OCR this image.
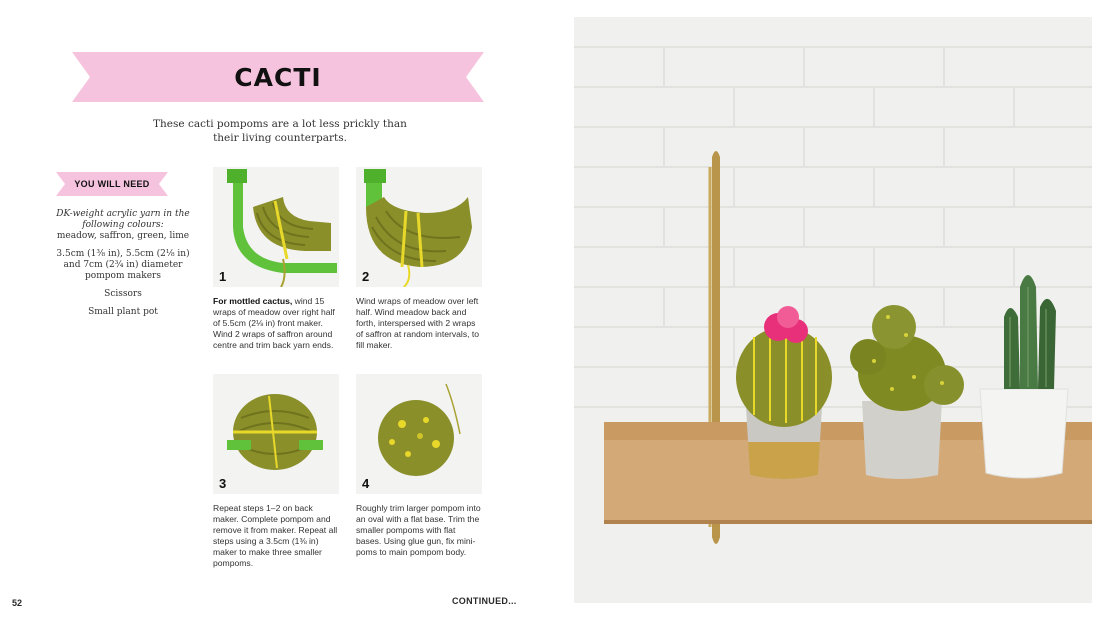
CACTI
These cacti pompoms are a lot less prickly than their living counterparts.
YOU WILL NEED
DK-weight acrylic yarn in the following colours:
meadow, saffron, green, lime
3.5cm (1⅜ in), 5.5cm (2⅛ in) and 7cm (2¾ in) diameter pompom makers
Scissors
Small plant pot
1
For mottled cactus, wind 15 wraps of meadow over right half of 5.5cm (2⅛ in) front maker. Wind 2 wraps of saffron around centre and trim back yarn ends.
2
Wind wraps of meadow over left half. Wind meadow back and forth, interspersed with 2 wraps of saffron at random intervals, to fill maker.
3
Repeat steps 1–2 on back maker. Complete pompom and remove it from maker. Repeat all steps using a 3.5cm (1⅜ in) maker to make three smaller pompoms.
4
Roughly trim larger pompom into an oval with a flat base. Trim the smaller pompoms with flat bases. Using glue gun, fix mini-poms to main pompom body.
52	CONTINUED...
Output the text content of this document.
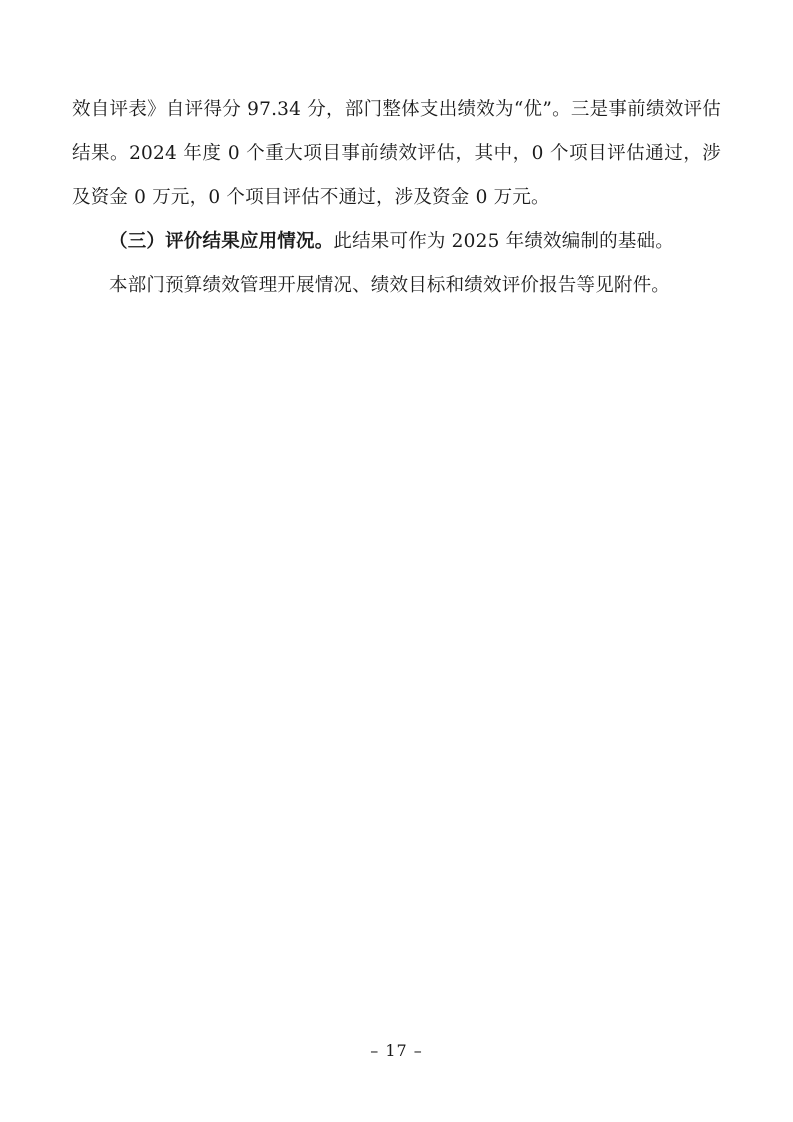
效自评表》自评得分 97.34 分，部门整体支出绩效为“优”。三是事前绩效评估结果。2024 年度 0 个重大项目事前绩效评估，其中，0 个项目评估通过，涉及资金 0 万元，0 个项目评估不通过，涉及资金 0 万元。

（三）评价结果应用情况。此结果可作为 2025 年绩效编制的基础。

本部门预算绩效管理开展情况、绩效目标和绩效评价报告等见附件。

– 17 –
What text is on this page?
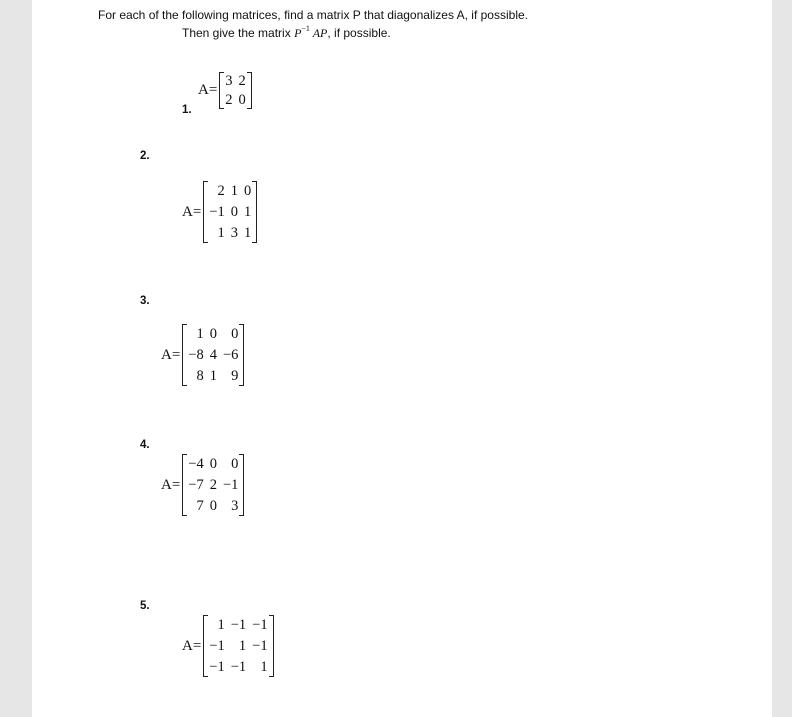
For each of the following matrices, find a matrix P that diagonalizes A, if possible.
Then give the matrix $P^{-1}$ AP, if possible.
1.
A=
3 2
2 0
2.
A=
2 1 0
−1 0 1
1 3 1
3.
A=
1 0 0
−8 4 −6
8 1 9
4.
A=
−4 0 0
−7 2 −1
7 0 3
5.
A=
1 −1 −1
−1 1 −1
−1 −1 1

WRITTEN EXERCISE =
Omitting all images, print the listing exactly.

EXERCISE RESULT =
OCR this image.
CACTI
These cacti pompoms are a lot less prickly than their living counterparts.
YOU WILL NEED
DK-weight acrylic yarn in the following colours:
meadow, saffron, green, lime
3.5cm (1⅜ in), 5.5cm (2⅛ in) and 7cm (2¾ in) diameter pompom makers
Scissors
Small plant pot
1
For mottled cactus, wind 15 wraps of meadow over right half of 5.5cm (2⅛ in) front maker. Wind 2 wraps of saffron around centre and trim back yarn ends.
2
Wind wraps of meadow over left half. Wind meadow back and forth, interspersed with 2 wraps of saffron at random intervals, to fill maker.
3
Repeat steps 1–2 on back maker. Complete pompom and remove it from maker. Repeat all steps using a 3.5cm (1⅜ in) maker to make three smaller pompoms.
4
Roughly trim larger pompom into an oval with a flat base. Trim the smaller pompoms with flat bases. Using glue gun, fix mini-poms to main pompom body.
52	CONTINUED...
Output the text content of this document.
效自评表》自评得分 97.34 分，部门整体支出绩效为“优”。三是事前绩效评估结果。2024 年度 0 个重大项目事前绩效评估，其中，0 个项目评估通过，涉及资金 0 万元，0 个项目评估不通过，涉及资金 0 万元。

（三）评价结果应用情况。此结果可作为 2025 年绩效编制的基础。

本部门预算绩效管理开展情况、绩效目标和绩效评价报告等见附件。

– 17 –
What text is on this page?
For each of the following matrices, find a matrix P that diagonalizes A, if possible.
Then give the matrix $P^{-1}$ AP, if possible.
1.
A=
3 2
2 0
2.
A=
2 1 0
−1 0 1
1 3 1
3.
A=
1 0 0
−8 4 −6
8 1 9
4.
A=
−4 0 0
−7 2 −1
7 0 3
5.
A=
1 −1 −1
−1 1 −1
−1 −1 1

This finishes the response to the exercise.